- _What to produce_
Starting at the first line of the records and stopping after the line containing "Give bounding boxes", output every line as a Markdown table with the columns Row and Line, skipping blank lines and leaving the pictures out.

[Raw records]
= = = = =

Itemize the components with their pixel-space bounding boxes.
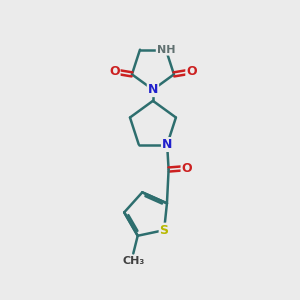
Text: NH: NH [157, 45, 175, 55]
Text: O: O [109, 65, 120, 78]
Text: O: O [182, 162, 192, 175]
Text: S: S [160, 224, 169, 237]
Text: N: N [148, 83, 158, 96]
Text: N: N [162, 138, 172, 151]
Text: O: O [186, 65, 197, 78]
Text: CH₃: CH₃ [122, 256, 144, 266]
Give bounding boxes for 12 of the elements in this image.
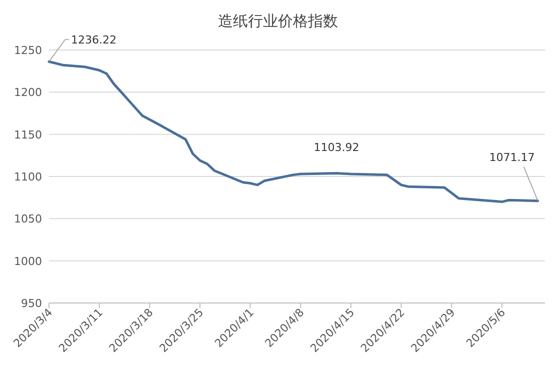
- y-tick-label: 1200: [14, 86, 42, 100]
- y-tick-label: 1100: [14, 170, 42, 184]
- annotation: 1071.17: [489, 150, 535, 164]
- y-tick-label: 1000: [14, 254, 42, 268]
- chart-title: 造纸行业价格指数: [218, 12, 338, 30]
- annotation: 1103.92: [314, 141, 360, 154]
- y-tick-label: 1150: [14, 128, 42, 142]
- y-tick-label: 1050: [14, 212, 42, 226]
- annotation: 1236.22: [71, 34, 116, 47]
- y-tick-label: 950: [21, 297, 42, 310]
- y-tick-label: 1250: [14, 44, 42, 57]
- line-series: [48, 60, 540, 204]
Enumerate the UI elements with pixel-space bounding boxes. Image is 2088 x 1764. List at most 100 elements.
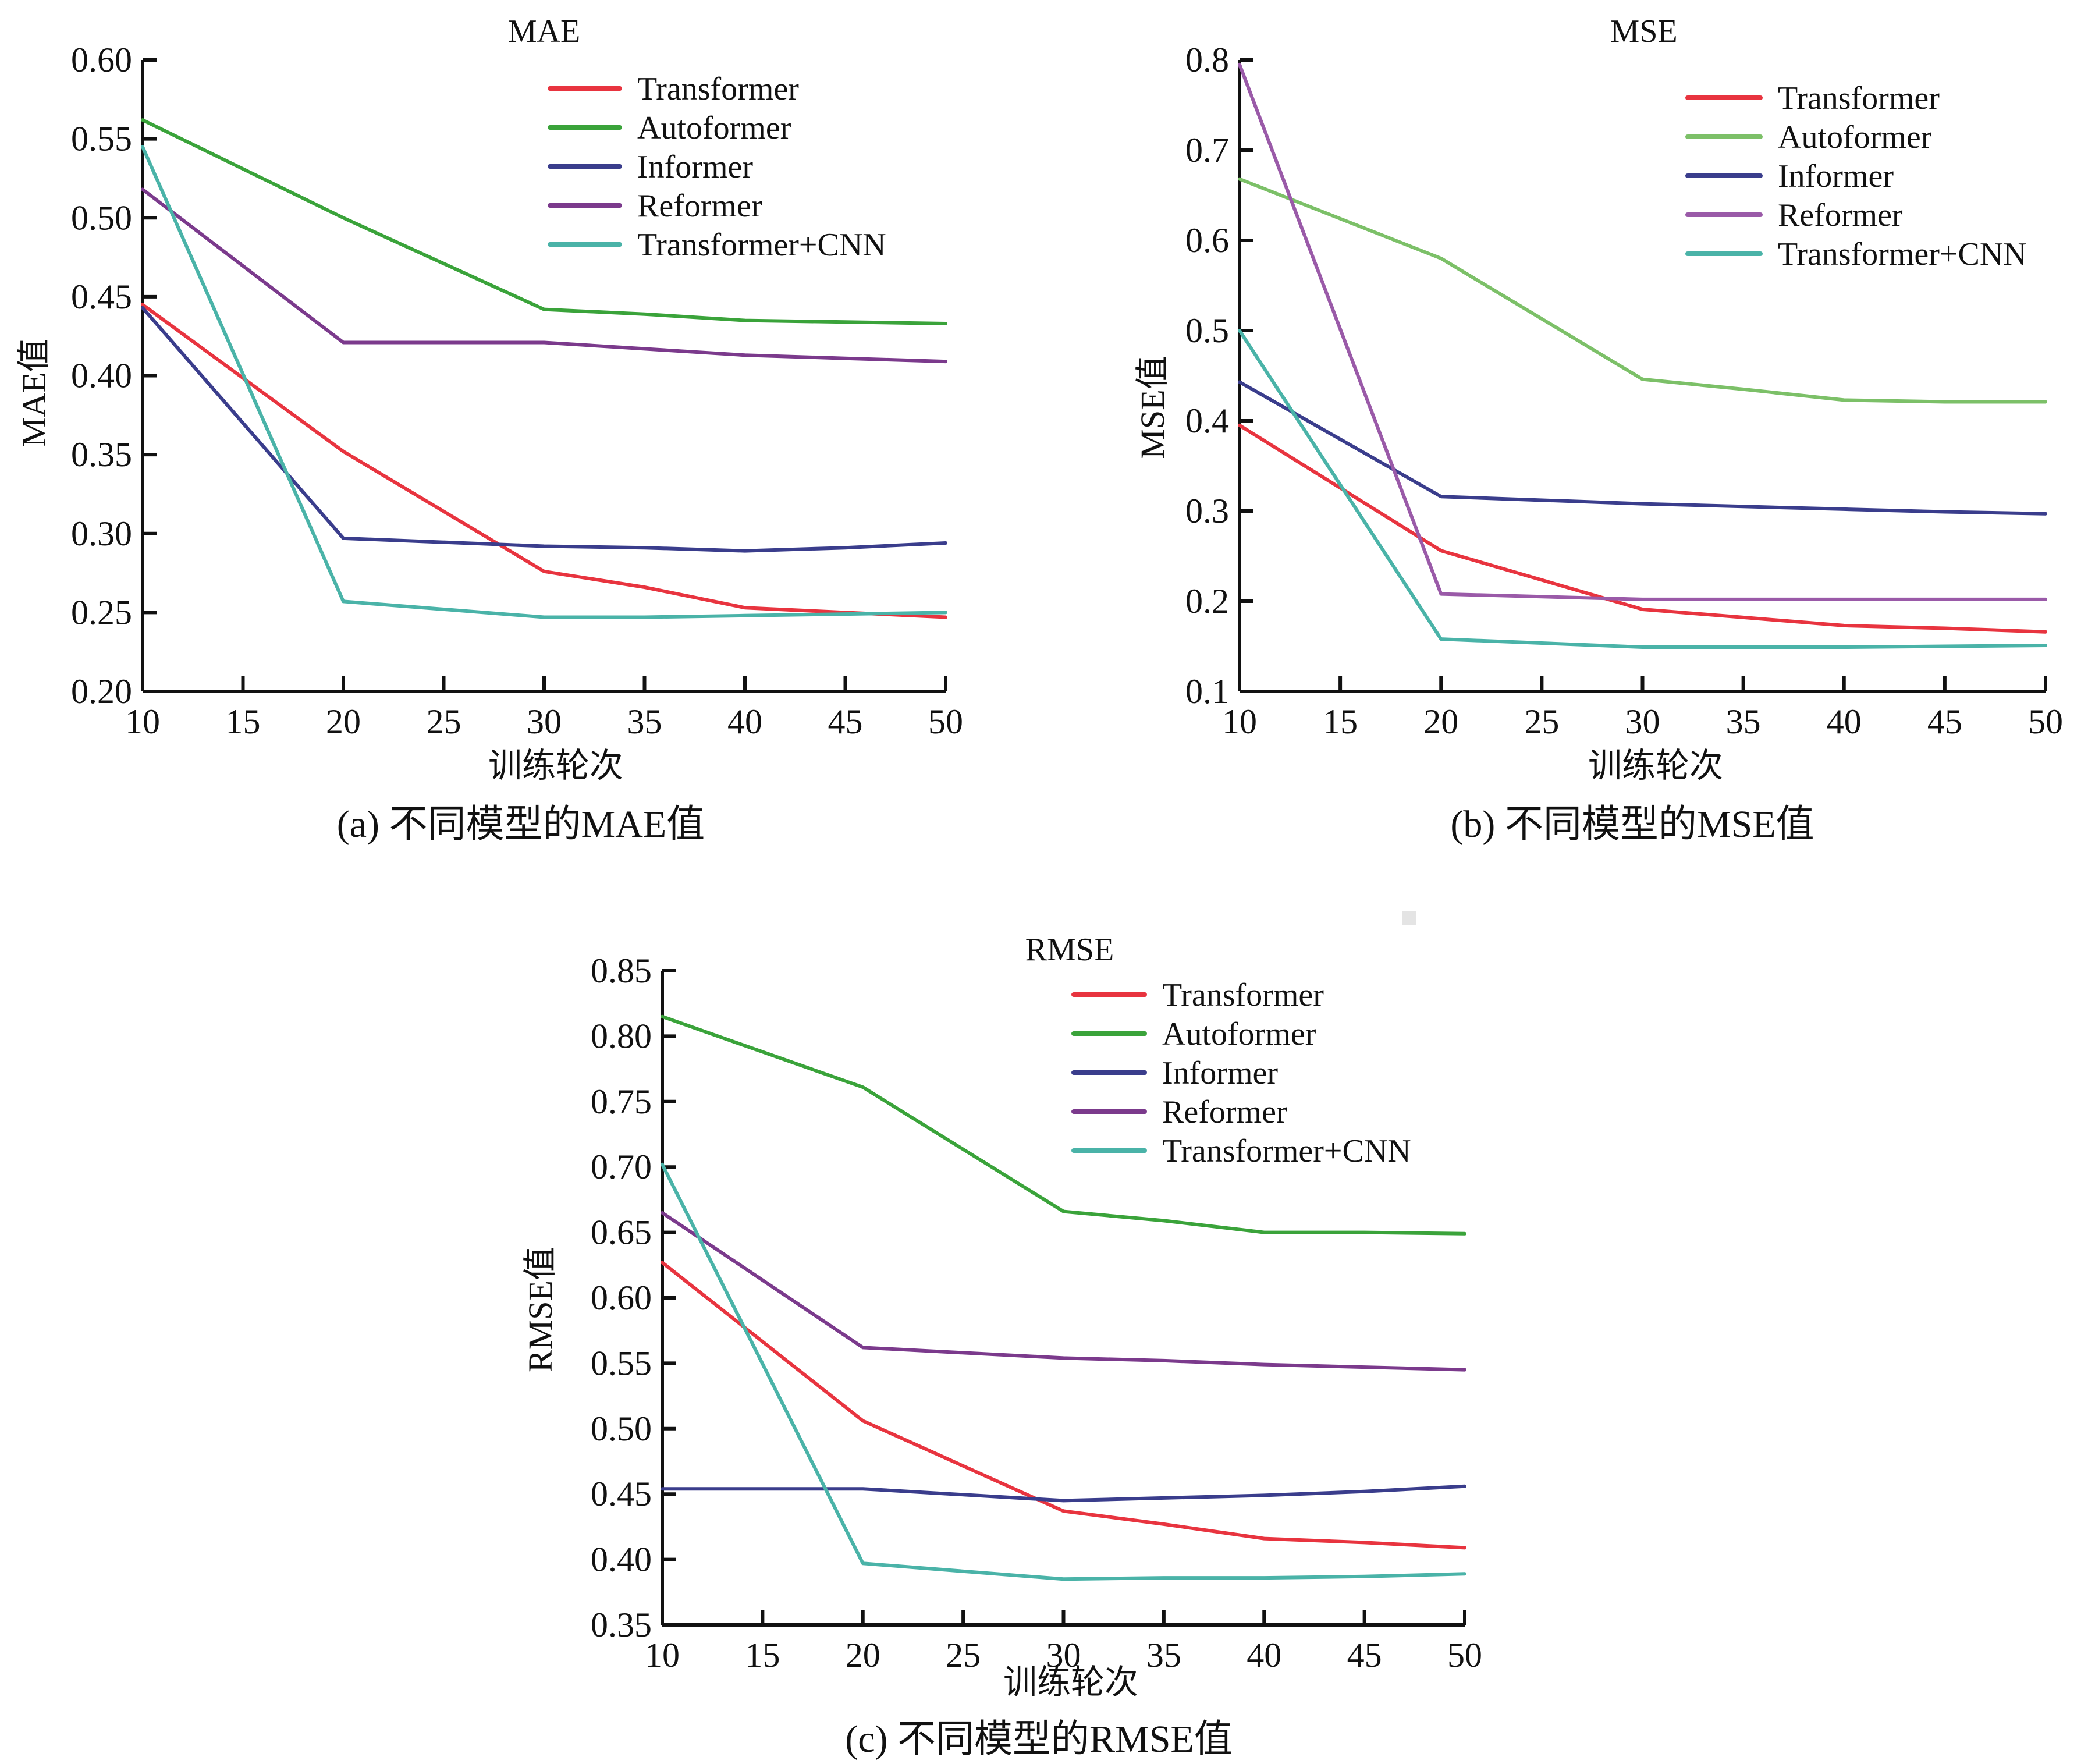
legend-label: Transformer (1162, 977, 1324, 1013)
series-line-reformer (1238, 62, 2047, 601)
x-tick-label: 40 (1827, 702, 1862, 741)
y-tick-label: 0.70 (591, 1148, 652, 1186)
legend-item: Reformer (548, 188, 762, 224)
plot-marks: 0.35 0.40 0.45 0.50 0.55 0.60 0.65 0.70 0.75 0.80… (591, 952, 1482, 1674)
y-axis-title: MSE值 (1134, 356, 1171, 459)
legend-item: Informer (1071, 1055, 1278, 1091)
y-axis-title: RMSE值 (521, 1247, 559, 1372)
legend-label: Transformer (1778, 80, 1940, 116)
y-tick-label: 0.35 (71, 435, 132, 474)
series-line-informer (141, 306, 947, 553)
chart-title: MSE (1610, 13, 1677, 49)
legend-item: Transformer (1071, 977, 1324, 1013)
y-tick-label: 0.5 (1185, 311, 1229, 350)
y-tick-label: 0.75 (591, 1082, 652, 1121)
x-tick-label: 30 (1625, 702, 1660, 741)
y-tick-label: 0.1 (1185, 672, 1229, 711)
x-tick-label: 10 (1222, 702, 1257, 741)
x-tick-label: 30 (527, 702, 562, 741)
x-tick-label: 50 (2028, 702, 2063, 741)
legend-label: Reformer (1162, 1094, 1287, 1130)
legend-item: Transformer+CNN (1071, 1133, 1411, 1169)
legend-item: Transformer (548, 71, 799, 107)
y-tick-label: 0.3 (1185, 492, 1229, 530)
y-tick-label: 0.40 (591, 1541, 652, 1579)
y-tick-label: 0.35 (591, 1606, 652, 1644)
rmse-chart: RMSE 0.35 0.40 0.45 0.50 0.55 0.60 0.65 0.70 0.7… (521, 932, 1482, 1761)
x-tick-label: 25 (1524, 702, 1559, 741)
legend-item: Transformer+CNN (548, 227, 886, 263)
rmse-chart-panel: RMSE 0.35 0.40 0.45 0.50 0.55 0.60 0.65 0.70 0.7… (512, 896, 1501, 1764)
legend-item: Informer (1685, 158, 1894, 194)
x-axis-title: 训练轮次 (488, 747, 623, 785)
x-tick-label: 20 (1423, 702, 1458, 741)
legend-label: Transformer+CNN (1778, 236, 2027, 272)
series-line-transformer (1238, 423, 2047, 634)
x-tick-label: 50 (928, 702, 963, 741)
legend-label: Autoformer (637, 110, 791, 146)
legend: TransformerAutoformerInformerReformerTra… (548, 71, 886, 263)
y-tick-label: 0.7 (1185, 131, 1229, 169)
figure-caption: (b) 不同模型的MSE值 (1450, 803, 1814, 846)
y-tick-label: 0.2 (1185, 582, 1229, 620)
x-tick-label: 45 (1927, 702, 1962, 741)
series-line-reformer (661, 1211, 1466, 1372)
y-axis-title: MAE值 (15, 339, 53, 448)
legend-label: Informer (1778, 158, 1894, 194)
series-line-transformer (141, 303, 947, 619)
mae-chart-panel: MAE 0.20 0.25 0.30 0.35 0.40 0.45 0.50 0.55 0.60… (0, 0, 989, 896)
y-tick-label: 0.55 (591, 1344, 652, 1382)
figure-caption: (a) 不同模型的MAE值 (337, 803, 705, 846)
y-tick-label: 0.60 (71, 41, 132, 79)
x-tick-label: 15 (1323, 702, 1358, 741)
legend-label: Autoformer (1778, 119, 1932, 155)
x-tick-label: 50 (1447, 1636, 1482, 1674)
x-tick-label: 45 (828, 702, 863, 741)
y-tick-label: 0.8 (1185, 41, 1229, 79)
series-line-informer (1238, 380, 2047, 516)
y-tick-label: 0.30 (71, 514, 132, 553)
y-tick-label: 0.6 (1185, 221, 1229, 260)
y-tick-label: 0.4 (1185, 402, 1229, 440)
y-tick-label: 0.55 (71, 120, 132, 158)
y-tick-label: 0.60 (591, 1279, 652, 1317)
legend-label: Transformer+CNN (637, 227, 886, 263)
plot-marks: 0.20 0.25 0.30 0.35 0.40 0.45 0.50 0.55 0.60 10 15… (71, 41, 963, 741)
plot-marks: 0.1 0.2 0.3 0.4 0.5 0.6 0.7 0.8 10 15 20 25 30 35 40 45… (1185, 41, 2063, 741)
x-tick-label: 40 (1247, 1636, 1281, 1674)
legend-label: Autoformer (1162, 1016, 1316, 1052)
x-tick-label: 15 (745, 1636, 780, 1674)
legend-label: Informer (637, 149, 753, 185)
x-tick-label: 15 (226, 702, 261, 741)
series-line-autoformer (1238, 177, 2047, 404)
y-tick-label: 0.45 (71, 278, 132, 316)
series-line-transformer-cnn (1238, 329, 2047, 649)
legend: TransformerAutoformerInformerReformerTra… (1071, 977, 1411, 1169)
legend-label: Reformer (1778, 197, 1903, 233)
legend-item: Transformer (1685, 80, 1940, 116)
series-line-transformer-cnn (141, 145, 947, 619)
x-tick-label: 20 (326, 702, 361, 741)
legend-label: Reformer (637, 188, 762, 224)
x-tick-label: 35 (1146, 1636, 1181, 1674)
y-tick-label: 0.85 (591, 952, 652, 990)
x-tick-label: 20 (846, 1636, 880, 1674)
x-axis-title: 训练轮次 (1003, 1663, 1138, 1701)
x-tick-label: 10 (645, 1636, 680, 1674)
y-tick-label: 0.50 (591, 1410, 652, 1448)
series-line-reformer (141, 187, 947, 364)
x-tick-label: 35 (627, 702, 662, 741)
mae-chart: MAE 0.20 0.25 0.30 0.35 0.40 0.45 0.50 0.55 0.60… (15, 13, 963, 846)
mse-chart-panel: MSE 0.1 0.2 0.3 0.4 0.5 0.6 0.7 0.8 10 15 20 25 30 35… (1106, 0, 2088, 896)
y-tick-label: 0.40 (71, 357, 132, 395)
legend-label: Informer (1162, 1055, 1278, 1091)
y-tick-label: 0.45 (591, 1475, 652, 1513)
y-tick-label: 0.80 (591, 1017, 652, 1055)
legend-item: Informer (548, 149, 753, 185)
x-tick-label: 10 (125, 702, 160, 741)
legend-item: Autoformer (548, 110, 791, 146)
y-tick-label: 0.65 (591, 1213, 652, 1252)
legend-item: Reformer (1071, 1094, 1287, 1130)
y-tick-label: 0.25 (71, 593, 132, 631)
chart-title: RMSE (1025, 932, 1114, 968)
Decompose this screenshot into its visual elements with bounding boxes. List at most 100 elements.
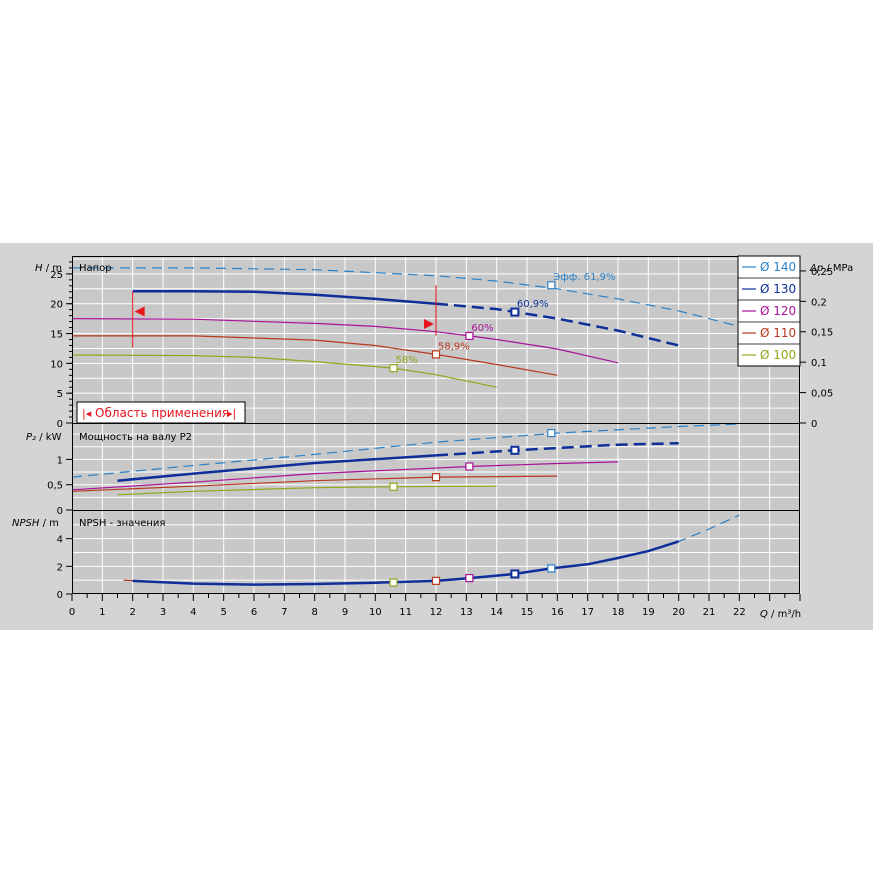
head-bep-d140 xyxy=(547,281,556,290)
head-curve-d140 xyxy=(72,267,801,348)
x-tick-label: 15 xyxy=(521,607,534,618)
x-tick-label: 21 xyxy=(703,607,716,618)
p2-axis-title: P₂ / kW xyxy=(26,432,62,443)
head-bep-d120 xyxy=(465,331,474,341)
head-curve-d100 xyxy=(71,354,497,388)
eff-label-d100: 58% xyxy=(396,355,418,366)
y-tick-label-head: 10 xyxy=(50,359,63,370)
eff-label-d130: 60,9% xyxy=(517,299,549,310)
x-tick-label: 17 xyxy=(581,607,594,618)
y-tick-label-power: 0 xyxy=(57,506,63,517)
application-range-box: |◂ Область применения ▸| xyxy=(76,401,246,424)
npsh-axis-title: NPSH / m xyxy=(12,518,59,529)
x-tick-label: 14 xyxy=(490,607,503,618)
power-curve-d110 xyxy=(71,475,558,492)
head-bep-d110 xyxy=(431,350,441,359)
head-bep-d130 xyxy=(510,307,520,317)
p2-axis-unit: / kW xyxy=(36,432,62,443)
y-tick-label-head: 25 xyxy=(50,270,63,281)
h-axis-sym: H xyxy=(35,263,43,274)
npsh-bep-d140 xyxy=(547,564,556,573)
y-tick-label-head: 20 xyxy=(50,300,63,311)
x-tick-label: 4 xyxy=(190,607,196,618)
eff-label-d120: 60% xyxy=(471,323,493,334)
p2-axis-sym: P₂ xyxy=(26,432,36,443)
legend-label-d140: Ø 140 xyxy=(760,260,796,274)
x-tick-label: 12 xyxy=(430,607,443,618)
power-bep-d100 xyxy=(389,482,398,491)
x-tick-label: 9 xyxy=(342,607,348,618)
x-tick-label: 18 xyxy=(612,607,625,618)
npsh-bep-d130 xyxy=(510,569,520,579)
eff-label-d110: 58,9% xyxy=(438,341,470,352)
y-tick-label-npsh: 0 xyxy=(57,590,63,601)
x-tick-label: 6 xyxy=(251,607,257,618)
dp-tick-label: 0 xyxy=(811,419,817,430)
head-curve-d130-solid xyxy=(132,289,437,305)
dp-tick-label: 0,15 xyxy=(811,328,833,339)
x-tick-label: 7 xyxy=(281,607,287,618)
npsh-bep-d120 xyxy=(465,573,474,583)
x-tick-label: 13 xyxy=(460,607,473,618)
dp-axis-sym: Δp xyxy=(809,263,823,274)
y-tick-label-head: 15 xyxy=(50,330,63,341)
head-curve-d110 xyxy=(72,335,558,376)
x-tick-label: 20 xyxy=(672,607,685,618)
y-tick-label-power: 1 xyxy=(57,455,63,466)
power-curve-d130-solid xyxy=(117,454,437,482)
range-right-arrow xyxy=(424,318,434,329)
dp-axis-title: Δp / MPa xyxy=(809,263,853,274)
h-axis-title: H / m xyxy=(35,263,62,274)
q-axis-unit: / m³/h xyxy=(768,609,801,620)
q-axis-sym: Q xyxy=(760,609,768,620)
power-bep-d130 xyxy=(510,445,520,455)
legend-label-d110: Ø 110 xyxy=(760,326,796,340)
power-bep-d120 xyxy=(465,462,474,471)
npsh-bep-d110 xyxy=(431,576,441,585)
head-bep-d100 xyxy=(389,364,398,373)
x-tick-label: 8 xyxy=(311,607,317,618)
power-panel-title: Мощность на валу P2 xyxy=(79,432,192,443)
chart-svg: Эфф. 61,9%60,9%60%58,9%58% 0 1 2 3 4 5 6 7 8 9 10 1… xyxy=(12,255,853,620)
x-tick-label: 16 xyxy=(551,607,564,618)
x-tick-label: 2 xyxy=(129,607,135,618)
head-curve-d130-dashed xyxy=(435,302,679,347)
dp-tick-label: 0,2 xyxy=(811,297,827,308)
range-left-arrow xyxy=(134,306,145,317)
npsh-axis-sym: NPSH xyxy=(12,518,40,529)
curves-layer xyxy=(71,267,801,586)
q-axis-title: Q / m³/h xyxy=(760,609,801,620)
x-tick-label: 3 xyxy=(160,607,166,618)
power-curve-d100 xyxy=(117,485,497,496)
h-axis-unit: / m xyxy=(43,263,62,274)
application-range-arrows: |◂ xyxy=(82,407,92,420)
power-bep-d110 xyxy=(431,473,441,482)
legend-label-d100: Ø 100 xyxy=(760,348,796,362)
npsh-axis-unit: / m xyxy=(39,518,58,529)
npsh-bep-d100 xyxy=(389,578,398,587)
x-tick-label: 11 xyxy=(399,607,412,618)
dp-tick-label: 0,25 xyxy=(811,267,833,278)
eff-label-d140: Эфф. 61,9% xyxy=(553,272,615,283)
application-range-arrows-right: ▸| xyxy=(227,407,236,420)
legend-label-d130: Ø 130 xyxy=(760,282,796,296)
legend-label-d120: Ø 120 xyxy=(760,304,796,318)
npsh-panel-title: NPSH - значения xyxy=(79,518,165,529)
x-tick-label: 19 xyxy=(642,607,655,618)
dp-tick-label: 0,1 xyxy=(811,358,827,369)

= = = = =

- _Task result_
| Row | Line |
|---|---|
| 1 | Itemize the components with their pixel-space bounding boxes. |
| 2 | Text: NH: NH [157, 45, 175, 55] |
| 3 | Text: O: O [109, 65, 120, 78] |
| 4 | Text: O: O [182, 162, 192, 175] |
| 5 | Text: S: S [160, 224, 169, 237] |
| 6 | Text: N: N [148, 83, 158, 96] |
| 7 | Text: N: N [162, 138, 172, 151] |
| 8 | Text: O: O [186, 65, 197, 78] |
| 9 | Text: CH₃: CH₃ [122, 256, 144, 266] |
| 10 | Give bounding boxes for 12 of the elements in this image. |